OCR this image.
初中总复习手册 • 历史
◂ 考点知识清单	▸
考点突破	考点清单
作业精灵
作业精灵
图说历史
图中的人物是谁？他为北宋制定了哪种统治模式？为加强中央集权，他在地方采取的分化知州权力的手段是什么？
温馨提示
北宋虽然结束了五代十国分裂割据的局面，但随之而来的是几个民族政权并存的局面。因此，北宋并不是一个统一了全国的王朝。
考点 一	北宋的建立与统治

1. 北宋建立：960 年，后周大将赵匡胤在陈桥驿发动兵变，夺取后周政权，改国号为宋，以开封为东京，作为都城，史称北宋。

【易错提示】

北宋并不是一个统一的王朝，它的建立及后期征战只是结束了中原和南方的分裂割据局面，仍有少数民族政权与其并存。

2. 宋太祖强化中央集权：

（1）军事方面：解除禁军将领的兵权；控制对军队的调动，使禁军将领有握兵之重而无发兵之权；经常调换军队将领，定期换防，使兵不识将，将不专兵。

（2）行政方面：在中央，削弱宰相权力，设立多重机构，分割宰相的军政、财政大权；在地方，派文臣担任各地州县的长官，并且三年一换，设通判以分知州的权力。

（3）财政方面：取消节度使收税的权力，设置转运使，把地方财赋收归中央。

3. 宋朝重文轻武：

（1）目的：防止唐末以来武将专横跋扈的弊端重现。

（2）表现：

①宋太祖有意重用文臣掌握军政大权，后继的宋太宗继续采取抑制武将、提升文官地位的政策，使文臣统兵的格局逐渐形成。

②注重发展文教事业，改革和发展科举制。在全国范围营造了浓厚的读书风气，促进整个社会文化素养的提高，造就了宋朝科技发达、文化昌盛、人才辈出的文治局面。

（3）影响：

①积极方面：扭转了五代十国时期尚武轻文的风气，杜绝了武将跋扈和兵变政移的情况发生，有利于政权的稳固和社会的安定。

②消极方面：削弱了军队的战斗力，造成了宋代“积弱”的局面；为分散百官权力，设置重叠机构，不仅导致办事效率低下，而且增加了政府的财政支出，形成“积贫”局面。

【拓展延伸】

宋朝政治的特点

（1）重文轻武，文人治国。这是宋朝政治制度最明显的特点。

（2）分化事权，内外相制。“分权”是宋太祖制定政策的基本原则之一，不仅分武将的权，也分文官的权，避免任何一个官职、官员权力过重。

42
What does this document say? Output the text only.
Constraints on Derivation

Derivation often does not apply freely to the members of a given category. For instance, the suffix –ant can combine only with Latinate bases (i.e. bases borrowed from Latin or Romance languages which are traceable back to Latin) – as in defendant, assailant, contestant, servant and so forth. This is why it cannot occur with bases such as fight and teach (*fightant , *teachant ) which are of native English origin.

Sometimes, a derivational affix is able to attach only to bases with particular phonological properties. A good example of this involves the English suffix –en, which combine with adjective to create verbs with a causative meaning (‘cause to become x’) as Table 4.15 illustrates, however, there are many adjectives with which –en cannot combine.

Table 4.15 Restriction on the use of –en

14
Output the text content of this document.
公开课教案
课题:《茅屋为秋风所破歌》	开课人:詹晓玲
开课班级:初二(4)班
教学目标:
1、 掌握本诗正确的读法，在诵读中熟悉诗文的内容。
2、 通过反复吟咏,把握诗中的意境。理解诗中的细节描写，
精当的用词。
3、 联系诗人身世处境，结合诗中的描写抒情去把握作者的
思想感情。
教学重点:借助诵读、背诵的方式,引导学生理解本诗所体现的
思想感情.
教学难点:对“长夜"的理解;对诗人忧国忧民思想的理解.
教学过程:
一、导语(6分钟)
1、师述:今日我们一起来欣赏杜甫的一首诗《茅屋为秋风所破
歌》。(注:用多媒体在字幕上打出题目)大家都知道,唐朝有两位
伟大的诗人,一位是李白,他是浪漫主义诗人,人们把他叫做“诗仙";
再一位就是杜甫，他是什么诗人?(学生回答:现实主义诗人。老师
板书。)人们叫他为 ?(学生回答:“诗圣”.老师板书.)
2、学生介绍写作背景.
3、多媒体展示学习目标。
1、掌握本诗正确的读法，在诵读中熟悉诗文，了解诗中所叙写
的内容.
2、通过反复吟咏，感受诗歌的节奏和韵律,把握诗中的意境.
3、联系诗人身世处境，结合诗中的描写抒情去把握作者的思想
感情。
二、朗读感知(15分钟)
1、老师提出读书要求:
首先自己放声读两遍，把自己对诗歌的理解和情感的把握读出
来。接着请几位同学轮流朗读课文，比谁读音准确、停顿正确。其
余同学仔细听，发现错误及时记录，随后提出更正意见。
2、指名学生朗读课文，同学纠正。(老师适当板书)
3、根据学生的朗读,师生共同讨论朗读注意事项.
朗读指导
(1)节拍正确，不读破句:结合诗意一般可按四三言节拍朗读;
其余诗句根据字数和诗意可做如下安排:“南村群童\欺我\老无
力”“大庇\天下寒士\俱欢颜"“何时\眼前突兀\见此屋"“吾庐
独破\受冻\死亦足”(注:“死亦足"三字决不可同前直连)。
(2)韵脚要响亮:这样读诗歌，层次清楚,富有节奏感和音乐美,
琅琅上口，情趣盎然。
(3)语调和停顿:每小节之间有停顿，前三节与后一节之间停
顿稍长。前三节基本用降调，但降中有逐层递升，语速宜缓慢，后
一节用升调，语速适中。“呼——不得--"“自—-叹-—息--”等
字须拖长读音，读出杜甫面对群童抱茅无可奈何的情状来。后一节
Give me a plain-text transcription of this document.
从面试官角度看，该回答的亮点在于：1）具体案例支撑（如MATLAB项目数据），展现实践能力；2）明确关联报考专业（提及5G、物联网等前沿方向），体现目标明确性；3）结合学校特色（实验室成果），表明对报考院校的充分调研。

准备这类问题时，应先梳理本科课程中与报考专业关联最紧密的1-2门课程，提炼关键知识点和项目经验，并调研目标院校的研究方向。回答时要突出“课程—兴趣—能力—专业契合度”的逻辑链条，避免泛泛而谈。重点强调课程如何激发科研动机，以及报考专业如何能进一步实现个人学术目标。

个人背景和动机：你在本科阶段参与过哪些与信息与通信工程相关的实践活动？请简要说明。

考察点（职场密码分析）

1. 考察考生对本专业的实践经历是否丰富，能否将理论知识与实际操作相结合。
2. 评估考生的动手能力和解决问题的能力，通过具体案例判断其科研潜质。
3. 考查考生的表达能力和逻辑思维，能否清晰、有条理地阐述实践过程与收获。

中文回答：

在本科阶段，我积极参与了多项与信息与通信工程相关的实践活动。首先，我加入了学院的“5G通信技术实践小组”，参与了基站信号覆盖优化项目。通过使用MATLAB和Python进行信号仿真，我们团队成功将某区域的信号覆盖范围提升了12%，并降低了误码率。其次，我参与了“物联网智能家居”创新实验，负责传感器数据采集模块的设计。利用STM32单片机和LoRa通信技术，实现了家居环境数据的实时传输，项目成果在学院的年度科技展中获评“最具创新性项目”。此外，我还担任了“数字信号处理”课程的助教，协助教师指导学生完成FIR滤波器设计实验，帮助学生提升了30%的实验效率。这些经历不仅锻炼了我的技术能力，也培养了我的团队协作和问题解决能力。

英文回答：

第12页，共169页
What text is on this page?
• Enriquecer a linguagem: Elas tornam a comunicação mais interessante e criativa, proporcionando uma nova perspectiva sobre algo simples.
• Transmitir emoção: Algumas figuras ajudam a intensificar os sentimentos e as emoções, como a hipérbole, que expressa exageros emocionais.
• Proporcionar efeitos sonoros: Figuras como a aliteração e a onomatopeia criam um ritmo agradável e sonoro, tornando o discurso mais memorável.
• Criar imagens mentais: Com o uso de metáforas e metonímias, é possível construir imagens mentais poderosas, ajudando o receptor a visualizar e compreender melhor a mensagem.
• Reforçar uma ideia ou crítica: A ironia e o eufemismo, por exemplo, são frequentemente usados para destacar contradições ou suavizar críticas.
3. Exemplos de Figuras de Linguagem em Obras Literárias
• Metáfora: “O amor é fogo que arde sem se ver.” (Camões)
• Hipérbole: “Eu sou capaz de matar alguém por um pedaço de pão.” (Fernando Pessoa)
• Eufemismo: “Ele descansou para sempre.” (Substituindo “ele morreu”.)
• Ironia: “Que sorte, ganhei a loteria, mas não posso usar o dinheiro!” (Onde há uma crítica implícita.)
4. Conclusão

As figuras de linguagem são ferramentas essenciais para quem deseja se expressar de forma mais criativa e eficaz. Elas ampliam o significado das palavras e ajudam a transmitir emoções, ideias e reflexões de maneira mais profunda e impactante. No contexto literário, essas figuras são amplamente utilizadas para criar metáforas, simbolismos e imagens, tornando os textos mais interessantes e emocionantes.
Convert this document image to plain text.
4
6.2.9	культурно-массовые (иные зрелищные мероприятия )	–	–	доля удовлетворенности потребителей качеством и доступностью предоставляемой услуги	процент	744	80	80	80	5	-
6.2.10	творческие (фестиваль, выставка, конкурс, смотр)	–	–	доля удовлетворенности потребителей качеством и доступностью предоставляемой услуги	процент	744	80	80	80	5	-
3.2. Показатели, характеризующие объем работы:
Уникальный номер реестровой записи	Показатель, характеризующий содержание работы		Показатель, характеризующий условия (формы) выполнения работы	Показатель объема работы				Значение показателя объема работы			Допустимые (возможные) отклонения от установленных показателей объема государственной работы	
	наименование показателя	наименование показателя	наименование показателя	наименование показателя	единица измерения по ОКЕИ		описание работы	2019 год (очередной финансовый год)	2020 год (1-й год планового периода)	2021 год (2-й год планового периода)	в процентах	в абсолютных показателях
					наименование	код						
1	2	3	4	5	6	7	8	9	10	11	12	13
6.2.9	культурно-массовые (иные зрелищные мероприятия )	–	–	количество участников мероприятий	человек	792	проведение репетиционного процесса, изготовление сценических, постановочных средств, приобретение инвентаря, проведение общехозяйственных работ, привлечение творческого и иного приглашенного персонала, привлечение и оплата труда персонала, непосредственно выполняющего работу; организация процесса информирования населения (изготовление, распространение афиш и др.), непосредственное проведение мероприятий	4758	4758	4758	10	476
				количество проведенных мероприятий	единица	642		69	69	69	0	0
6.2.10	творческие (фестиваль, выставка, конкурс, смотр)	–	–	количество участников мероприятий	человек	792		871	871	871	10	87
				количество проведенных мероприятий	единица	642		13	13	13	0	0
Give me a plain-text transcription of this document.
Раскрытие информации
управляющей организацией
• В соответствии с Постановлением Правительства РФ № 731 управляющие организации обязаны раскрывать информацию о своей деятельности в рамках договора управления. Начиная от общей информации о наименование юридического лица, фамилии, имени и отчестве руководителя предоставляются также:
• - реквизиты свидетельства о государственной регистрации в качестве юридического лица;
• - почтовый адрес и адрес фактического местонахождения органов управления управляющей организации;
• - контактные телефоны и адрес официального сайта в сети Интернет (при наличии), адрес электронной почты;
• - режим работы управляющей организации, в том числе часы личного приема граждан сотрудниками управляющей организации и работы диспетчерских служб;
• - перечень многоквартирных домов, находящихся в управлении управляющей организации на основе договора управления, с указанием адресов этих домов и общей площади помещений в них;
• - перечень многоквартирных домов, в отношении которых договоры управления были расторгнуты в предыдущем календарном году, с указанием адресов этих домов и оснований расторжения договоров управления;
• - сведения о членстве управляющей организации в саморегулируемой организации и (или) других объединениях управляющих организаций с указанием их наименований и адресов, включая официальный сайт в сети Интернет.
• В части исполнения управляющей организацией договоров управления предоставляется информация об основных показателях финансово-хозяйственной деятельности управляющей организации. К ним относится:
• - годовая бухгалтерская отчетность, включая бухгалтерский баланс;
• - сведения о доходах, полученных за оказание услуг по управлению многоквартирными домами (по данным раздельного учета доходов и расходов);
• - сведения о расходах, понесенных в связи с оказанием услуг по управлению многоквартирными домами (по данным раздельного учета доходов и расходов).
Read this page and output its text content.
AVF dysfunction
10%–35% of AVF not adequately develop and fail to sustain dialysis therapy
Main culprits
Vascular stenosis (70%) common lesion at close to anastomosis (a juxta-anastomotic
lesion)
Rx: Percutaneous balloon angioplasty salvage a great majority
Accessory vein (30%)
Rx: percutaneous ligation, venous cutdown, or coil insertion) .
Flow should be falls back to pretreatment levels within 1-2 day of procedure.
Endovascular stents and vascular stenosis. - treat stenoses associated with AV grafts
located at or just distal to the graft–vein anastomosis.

=== SHORT TASK ===
State only how many lines in the material include "учета".

=== SOLVED EXERCISE ===
2